> _SEITENTEXT_
******
Staatssekretär Fritsch äußerte sich erwartungsgemäß professionell und positiv über die Arbeit der Berliner Sozialverwaltung. Es gäbe Gespräche mit den städtischen Wohnungsbaugesellschaften und auch auf Bundesebene über dieses Thema. Für Berlin sei das Problem der fehlenden Mietkautionen, die Möglichkeit, ein „geschütztes Marktsegment“ für Flüchtlinge zu organisieren, im Gespräch usw. quasi schon fast geregelt. Eine der wenigen konkreten Äußerungen von Fritsch war, dass kleine Wohnungen für Flüchtlinge wegen der aktuellen Mietpreise wohl nicht gefunden werden könnten. Ob wenigstens der Umkehrschluss ‚Familien werden in Wohnungen untergebracht’ wahr gemacht wird, werden wir sehen. Bislang und besonders im Jahr 2010 kann auch davon keine Rede sein.

Uns ist egal, wie der Berliner Senat Flüchtlingslager (zugunsten von Wohnungen) abschafft.

Wir wissen, dass nicht nur die Berliner Sozialverwaltung Verantwortung an der Situation trägt.
Wir wissen aber auch, dass das Land Berlin fahrlässig keine Verbesserung herbei führt.

Die Kritik an der Lagerunterbringung von Flüchtlingen ist nicht neu. Lager machen krank, Lager isolieren, Lager ersticken jede Hoffnung auf einen selbstbestimmten Alltag. Unter der permanenten Kontrolle von Lagerbetreibern, die der Senat einsetzt, soll für Flüchtlinge gar nicht erst der Eindruck von Alltag und Perspektive entstehen. Die Arbeiterwohlfahrt (AWO) ist so ein Betreiber, der überall in Deutschland Lagerplätze bietet. Die AWO Berlin sah sich genötigt vor der Demo per mail mitzuteilen, dass ihr Engagement in der Erstaufnahme Motardstraße und einem Lager in der Köpenickerstraße mit dem Begriff „Lager“ diffamiert wird, da sie sich sehr wohl eindringlich mit der Verbesserung der Unterbringung beschäftigen. Die AWO hat ein Modellprojekt zur Wohnungsbeschaffung in diesen Tagen abgeschlossen und lädt das Bündnis gegen Lager zur Evaluation ein. Was davon zu halten ist wenn ein Betreiber daran arbeitet seine Einnahmequelle selbst zu beseitigen, wird sich zeigen.

Doch warum wird überhaupt wieder verstärkt in Lager investiert und eingewiesen?
******
> _ROHDATEN_
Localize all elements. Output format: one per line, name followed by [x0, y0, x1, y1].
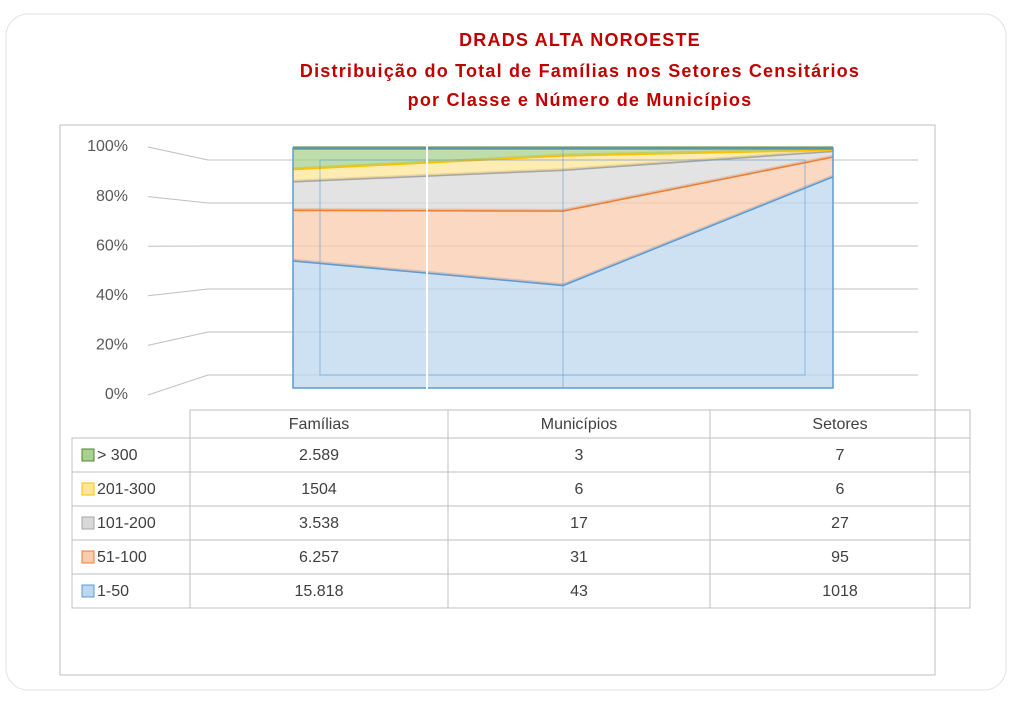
******
> _FRAGESTELLUNG_
Was könne laut Staatssekretär Fritsch im Seitentext wegen der aktuellen Mietpreise wohl nicht gefunden werden? Die Zeilen sind eigenständiges Material und gehören nicht zum Seitentext.

> _SCHRIFTLICHE ANTWORT_
Kleine Wohnungen für Flüchtlinge.